Identify every line in the records below that contains the word "title", and reproduce each one.

## Start

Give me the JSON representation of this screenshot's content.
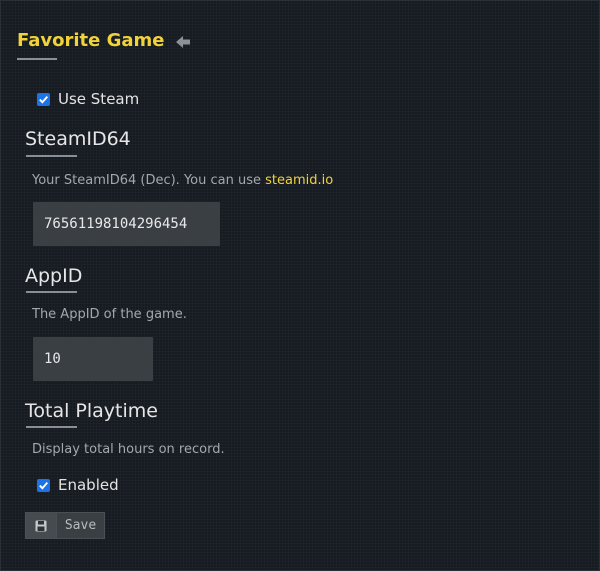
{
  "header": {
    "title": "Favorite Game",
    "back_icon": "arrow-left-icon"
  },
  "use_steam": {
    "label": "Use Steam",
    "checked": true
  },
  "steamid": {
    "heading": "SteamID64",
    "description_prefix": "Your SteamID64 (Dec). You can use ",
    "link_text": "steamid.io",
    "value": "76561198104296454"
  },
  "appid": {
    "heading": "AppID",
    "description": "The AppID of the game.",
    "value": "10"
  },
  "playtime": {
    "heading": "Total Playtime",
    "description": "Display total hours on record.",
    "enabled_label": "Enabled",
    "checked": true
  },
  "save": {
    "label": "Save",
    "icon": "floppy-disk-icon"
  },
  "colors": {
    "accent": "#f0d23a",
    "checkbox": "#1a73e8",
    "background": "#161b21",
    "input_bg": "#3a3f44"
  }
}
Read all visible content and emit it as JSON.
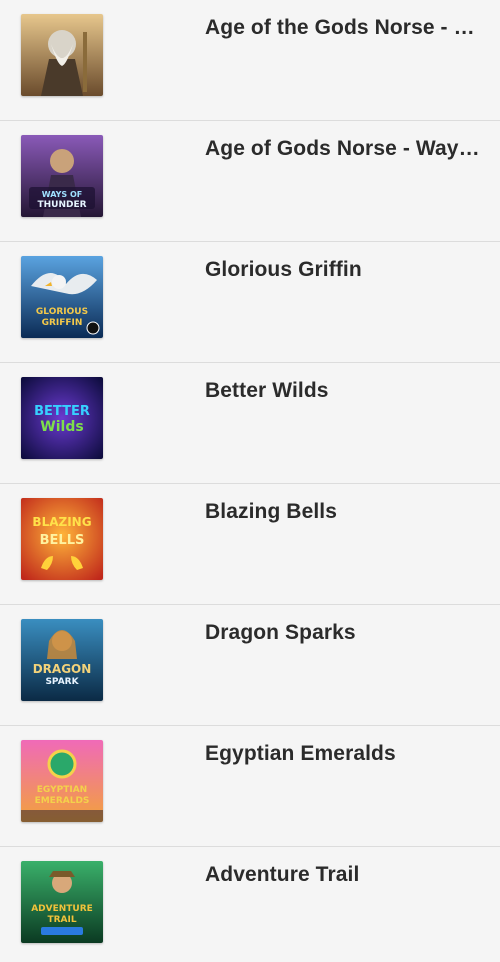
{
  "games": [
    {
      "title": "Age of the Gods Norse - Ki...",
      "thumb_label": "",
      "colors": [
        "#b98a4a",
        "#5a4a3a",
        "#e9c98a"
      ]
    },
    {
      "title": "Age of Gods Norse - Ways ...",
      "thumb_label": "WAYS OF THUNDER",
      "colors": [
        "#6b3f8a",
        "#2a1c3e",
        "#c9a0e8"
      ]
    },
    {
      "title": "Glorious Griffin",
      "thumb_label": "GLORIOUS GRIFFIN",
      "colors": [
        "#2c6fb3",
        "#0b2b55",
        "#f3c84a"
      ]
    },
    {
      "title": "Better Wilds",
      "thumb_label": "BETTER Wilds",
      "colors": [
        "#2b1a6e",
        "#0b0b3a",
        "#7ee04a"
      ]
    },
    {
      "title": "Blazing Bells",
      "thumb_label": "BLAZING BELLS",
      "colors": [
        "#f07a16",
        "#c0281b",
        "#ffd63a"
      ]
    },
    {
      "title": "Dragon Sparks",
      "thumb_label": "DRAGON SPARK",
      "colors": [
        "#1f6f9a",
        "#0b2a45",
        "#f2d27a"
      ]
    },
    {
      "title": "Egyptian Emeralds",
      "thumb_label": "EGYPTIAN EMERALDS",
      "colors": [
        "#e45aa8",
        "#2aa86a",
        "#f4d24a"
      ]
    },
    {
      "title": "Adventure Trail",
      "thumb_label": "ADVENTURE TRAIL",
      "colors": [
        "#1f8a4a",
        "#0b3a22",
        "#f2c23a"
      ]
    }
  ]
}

## End

Output for this exercise:
    "title": "Favorite Game",
      "title": "Age of the Gods Norse - Ki...",
      "title": "Age of Gods Norse - Ways ...",
      "title": "Glorious Griffin",
      "title": "Better Wilds",
      "title": "Blazing Bells",
      "title": "Dragon Sparks",
      "title": "Egyptian Emeralds",
      "title": "Adventure Trail",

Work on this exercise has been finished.